▶ Problem details: Your answer should be a single number: the count of lines containing the string "East".

▶ Exercise input:

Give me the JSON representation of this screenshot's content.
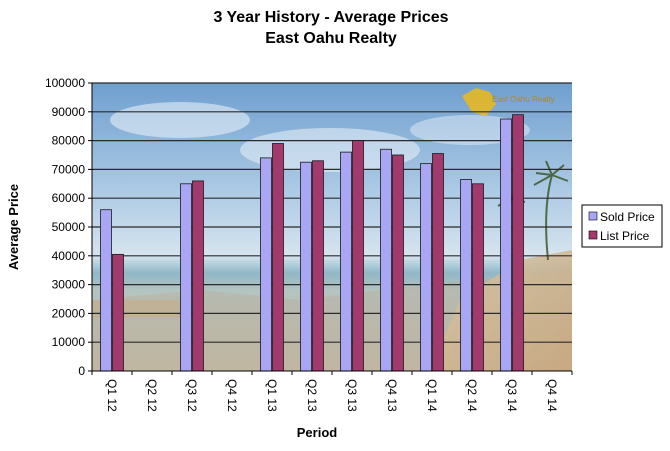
{
  "chart_data": {
    "type": "bar",
    "title": "3 Year History - Average Prices",
    "subtitle": "East Oahu Realty",
    "xlabel": "Period",
    "ylabel": "Average Price",
    "ylim": [
      0,
      100000
    ],
    "yticks": [
      "0",
      "10000",
      "20000",
      "30000",
      "40000",
      "50000",
      "60000",
      "70000",
      "80000",
      "90000",
      "100000"
    ],
    "grid": true,
    "legend_position": "right",
    "categories": [
      "Q1 12",
      "Q2 12",
      "Q3 12",
      "Q4 12",
      "Q1 13",
      "Q2 13",
      "Q3 13",
      "Q4 13",
      "Q1 14",
      "Q2 14",
      "Q3 14",
      "Q4 14"
    ],
    "series": [
      {
        "name": "Sold Price",
        "color": "#a9a6f5",
        "values": [
          56000,
          null,
          65000,
          null,
          74000,
          72500,
          76000,
          77000,
          72000,
          66500,
          87500,
          null
        ]
      },
      {
        "name": "List Price",
        "color": "#a33a6e",
        "values": [
          40500,
          null,
          66000,
          null,
          79000,
          73000,
          80000,
          75000,
          75500,
          65000,
          89000,
          null
        ]
      }
    ]
  },
  "logo_text": "East Oahu Realty"
}
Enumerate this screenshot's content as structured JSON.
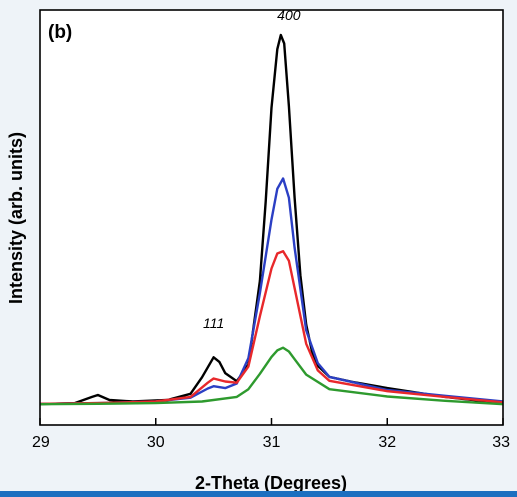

▶ Solution to this task: 2